### AIM
Copy out all lines that hold "letter".

### PROVIDED RECORDS
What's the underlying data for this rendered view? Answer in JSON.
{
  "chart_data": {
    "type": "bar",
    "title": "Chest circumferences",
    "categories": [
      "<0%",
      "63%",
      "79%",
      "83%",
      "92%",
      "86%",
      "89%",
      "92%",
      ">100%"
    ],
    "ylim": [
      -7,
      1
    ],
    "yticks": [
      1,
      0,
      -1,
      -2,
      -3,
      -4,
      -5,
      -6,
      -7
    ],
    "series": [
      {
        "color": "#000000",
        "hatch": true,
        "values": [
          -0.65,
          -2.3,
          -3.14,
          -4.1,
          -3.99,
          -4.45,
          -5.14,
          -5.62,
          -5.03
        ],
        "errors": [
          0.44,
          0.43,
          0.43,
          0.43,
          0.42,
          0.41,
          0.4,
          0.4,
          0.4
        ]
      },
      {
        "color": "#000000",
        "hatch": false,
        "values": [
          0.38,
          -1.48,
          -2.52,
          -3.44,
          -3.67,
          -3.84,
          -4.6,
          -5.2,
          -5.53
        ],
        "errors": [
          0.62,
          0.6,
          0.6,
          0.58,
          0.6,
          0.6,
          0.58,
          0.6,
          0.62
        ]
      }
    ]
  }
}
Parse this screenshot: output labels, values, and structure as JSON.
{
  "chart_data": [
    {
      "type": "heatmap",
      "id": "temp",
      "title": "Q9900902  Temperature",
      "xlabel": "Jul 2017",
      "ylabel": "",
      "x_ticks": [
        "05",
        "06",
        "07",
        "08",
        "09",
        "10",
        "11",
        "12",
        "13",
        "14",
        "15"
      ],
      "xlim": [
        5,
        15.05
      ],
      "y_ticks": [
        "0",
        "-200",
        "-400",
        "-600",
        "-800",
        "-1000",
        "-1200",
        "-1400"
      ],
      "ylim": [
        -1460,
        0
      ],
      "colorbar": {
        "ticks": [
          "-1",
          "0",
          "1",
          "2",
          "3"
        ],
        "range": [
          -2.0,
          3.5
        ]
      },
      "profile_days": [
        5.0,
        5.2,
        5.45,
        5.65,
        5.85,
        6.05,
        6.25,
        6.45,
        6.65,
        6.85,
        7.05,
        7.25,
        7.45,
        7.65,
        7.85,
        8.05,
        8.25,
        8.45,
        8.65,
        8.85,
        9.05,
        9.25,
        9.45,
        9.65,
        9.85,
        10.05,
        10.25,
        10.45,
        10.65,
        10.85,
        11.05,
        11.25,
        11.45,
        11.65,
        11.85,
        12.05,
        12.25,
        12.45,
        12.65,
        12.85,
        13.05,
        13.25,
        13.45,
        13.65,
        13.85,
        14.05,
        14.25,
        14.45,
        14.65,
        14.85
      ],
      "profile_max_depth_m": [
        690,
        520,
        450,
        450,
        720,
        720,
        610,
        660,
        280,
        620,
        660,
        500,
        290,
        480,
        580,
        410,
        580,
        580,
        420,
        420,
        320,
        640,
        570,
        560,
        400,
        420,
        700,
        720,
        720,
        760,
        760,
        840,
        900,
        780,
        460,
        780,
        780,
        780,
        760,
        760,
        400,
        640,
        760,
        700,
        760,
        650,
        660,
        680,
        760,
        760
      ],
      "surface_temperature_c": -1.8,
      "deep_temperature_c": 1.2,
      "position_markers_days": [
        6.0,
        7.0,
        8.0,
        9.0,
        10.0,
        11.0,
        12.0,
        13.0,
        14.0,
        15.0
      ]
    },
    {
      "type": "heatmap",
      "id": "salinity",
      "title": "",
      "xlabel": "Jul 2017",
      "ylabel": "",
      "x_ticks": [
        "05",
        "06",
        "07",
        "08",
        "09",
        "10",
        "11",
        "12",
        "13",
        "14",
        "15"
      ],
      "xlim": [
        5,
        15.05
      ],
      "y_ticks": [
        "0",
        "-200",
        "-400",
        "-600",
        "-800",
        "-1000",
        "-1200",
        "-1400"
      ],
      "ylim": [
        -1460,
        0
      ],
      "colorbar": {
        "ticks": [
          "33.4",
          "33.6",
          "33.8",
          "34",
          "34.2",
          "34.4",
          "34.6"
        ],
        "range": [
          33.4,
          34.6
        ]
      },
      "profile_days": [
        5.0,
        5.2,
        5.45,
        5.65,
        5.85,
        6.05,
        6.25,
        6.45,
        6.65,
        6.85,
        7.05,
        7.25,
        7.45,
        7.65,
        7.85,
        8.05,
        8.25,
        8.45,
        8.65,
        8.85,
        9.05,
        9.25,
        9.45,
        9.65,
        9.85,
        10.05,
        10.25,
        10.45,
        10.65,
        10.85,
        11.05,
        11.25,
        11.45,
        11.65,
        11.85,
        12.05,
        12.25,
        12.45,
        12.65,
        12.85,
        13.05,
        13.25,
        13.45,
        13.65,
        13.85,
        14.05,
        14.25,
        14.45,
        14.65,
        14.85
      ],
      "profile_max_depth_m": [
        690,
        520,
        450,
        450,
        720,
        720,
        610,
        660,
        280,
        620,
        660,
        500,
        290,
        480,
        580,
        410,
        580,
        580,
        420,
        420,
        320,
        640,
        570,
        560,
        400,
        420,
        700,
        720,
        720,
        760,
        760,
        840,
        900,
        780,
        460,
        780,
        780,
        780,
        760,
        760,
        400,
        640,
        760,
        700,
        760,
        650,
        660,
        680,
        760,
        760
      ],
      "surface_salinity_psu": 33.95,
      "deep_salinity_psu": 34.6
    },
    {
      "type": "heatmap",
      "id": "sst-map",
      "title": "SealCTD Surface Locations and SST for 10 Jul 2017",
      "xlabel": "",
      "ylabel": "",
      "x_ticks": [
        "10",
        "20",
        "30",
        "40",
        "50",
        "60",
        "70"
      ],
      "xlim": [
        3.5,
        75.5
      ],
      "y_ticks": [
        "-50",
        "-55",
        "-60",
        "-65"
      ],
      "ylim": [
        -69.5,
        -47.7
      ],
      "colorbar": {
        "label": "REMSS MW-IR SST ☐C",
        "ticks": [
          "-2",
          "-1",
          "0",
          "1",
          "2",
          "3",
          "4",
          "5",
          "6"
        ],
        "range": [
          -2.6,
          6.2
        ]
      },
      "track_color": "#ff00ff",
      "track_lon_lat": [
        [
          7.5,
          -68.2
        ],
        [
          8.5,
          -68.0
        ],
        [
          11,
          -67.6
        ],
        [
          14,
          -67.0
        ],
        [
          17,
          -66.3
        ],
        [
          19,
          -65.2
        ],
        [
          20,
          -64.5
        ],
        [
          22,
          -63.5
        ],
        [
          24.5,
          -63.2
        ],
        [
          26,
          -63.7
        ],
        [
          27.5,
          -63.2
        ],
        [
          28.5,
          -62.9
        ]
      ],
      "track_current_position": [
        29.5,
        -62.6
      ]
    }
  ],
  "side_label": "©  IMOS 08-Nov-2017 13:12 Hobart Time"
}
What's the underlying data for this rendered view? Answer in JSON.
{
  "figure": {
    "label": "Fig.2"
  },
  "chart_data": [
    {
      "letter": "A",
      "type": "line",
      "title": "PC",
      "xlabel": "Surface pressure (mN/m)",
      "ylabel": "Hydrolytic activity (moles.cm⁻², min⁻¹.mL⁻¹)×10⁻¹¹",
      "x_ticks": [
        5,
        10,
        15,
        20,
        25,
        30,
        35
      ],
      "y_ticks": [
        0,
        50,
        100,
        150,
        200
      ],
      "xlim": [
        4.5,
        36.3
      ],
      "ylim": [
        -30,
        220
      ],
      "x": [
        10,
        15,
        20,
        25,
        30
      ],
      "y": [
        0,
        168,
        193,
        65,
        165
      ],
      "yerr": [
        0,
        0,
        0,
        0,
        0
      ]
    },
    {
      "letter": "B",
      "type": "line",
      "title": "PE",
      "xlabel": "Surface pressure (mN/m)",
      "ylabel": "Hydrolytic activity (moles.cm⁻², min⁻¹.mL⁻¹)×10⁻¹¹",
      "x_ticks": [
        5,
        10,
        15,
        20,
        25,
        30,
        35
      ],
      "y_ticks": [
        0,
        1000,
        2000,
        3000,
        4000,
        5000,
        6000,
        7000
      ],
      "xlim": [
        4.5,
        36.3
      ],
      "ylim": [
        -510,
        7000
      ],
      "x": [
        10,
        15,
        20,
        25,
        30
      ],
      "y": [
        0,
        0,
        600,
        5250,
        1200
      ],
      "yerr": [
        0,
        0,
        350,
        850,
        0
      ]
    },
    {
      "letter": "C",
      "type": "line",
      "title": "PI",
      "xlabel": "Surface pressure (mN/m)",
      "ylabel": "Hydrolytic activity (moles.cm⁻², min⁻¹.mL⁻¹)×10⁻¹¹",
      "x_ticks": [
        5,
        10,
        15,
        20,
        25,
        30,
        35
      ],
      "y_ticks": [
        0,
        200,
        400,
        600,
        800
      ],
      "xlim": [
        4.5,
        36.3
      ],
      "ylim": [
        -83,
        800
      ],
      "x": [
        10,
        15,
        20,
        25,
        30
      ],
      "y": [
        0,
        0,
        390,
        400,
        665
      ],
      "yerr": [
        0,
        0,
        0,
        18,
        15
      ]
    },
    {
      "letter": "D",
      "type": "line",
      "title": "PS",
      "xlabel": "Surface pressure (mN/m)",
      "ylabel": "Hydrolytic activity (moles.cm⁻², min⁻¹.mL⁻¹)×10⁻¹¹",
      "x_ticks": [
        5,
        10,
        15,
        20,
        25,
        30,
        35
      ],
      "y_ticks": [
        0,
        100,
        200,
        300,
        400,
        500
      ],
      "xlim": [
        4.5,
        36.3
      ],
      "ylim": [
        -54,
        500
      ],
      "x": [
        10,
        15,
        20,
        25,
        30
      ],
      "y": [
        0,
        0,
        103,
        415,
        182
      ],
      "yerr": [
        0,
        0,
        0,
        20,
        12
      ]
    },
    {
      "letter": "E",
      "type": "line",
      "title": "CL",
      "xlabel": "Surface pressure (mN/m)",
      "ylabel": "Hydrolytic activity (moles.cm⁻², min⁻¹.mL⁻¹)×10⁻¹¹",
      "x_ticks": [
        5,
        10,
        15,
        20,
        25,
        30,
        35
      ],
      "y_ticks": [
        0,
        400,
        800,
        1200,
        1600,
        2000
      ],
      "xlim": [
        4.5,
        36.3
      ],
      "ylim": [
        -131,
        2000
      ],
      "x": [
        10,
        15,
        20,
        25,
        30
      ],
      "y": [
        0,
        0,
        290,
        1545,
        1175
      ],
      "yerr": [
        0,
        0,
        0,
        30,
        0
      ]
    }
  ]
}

### EXPECTED ANSWER
      "letter": "A",
      "letter": "B",
      "letter": "C",
      "letter": "D",
      "letter": "E",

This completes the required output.